◆ **Written exercise**: Pick out each line of the records in which the word "BOLL" appears.

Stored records
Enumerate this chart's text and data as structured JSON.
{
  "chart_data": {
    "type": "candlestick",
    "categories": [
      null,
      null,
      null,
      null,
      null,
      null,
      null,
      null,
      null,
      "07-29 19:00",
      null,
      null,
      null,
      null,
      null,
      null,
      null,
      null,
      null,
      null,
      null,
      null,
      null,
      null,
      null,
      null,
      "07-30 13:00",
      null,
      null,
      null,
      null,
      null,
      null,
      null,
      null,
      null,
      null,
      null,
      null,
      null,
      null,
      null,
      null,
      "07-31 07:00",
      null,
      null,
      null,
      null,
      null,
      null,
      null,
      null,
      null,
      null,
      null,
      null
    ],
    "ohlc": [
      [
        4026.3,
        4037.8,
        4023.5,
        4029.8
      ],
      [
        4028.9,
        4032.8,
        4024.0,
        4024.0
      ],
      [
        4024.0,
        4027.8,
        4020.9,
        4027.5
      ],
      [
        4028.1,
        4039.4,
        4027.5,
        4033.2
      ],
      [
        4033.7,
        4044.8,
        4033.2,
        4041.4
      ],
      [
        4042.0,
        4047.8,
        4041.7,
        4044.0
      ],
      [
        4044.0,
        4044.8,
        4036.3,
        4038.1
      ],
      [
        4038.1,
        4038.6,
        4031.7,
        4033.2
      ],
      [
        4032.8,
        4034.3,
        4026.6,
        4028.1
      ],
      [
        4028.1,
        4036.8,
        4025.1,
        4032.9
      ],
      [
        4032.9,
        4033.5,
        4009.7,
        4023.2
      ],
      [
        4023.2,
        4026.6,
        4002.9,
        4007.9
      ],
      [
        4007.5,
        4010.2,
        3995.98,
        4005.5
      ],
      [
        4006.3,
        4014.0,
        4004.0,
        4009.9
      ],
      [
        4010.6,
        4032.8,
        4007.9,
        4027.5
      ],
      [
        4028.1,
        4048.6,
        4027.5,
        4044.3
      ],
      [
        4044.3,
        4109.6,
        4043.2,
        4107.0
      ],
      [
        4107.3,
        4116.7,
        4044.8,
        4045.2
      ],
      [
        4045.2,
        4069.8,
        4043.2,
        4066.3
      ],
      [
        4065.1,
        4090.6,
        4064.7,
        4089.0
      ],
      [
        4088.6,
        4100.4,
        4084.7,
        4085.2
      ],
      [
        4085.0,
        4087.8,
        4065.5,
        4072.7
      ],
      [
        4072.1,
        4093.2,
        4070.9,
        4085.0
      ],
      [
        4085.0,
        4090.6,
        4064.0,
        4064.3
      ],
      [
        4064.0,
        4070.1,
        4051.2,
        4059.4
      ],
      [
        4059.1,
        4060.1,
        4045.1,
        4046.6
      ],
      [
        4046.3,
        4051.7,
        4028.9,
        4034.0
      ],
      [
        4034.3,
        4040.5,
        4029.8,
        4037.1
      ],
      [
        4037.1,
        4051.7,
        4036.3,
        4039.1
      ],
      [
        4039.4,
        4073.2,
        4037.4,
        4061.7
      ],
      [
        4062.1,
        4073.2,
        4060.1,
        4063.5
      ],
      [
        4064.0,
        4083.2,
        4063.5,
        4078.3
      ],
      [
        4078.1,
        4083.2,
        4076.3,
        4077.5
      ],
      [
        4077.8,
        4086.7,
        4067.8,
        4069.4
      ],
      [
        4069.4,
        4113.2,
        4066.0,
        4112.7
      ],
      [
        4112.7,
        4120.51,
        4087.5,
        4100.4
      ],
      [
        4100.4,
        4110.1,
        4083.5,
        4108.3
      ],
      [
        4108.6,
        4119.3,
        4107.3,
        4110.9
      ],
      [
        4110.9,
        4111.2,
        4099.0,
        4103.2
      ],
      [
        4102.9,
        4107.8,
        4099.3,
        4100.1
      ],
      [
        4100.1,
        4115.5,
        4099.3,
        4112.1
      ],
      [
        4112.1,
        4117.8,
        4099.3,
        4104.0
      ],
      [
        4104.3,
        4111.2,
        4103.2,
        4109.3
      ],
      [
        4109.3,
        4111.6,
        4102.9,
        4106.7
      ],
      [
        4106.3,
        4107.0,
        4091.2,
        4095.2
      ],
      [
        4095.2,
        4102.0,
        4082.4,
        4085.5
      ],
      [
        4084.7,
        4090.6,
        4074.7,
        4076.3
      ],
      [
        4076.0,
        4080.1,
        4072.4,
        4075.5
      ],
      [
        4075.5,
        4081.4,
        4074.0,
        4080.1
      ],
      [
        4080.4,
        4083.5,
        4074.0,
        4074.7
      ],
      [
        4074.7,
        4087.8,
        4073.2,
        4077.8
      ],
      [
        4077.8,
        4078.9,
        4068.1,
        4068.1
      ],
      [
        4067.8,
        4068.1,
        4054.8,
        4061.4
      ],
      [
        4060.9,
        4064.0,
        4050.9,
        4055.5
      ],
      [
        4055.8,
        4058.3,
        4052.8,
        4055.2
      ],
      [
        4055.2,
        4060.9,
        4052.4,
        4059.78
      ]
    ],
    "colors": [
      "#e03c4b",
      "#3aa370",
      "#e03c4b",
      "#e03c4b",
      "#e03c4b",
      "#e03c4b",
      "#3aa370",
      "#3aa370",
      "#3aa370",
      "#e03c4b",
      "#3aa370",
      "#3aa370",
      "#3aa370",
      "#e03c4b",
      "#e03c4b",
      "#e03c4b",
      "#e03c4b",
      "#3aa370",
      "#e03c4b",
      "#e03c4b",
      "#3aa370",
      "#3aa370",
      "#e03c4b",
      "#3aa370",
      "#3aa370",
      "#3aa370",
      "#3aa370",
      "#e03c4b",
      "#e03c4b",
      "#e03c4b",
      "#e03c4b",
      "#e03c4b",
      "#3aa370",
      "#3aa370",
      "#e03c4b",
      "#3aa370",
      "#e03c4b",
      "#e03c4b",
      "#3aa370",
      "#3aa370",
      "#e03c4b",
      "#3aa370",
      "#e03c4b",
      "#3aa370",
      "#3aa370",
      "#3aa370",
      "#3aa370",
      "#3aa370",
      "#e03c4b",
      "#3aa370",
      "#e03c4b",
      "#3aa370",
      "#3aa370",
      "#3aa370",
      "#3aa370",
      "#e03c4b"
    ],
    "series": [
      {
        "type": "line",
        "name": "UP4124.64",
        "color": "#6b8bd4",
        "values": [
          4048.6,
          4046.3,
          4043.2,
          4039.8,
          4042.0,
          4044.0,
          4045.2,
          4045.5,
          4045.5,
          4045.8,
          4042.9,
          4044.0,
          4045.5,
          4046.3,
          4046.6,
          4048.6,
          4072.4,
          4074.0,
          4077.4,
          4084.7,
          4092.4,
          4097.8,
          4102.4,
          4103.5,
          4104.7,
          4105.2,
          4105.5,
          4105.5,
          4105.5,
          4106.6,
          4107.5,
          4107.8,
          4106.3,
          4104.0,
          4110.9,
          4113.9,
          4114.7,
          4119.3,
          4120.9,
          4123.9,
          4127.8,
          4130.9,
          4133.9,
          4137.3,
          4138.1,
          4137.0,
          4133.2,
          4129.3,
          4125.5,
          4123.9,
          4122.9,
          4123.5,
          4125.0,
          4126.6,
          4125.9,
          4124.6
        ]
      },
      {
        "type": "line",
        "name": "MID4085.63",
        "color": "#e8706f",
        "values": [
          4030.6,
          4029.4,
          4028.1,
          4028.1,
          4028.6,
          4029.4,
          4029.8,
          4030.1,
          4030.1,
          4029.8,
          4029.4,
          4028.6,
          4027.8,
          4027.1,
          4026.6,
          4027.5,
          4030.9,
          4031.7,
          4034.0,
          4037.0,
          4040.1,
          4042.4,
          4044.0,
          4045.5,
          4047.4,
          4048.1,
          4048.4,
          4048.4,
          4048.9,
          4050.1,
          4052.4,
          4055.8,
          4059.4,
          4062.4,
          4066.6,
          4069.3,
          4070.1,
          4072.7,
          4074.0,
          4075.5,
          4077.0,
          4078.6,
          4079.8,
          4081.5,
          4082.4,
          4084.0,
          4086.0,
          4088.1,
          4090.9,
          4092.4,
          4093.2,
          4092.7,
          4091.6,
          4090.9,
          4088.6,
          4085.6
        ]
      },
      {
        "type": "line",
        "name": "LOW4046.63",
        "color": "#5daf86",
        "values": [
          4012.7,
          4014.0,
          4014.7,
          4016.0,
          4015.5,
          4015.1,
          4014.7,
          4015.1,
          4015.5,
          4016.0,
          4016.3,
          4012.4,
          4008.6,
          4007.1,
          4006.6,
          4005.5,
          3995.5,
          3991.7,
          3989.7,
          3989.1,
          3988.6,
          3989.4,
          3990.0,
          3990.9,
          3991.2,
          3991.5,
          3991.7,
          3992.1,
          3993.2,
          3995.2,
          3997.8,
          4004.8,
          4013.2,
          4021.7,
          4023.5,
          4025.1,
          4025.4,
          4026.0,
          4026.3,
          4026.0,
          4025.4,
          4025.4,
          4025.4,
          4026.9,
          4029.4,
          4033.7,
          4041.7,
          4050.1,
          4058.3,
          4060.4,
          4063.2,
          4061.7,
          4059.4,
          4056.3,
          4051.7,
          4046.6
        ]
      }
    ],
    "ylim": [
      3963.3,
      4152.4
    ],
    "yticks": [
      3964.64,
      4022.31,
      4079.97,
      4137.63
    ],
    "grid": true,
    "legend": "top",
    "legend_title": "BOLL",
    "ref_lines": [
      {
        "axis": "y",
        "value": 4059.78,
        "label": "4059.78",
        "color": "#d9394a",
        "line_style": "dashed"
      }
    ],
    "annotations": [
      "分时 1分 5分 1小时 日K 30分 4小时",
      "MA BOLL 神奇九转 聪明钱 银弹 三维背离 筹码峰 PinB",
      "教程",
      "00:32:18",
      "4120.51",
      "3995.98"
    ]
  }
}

◆ **Output of the exercise**:
    "legend_title": "BOLL",
      "MA BOLL 神奇九转 聪明钱 银弹 三维背离 筹码峰 PinB",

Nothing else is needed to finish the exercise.